> [What is required]
Write out each entry, exactly the way it appears.

━━━━

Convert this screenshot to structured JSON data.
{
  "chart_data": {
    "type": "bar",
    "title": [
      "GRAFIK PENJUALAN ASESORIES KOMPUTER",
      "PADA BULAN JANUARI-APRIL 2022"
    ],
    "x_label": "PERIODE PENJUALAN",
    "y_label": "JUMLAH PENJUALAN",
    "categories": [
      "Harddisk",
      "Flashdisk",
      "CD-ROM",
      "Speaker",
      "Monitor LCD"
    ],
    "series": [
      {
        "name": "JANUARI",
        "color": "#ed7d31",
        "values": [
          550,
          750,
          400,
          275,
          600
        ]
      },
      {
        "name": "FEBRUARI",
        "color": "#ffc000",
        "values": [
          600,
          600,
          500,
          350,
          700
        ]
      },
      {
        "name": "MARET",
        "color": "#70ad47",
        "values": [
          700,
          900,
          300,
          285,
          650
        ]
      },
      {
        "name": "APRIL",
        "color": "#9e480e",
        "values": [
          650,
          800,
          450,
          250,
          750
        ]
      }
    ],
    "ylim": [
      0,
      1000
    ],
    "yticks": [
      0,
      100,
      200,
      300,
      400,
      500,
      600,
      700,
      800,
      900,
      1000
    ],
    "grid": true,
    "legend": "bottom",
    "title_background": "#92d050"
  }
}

━━━━

> [The result]
Convert this screenshot to structured JSON data.
{
  "chart_data": {
    "type": "bar",
    "title": [
      "GRAFIK PENJUALAN ASESORIES KOMPUTER",
      "PADA BULAN JANUARI-APRIL 2022"
    ],
    "x_label": "PERIODE PENJUALAN",
    "y_label": "JUMLAH PENJUALAN",
    "categories": [
      "Harddisk",
      "Flashdisk",
      "CD-ROM",
      "Speaker",
      "Monitor LCD"
    ],
    "series": [
      {
        "name": "JANUARI",
        "color": "#ed7d31",
        "values": [
          550,
          750,
          400,
          275,
          600
        ]
      },
      {
        "name": "FEBRUARI",
        "color": "#ffc000",
        "values": [
          600,
          600,
          500,
          350,
          700
        ]
      },
      {
        "name": "MARET",
        "color": "#70ad47",
        "values": [
          700,
          900,
          300,
          285,
          650
        ]
      },
      {
        "name": "APRIL",
        "color": "#9e480e",
        "values": [
          650,
          800,
          450,
          250,
          750
        ]
      }
    ],
    "ylim": [
      0,
      1000
    ],
    "yticks": [
      0,
      100,
      200,
      300,
      400,
      500,
      600,
      700,
      800,
      900,
      1000
    ],
    "grid": true,
    "legend": "bottom",
    "title_background": "#92d050"
  }
}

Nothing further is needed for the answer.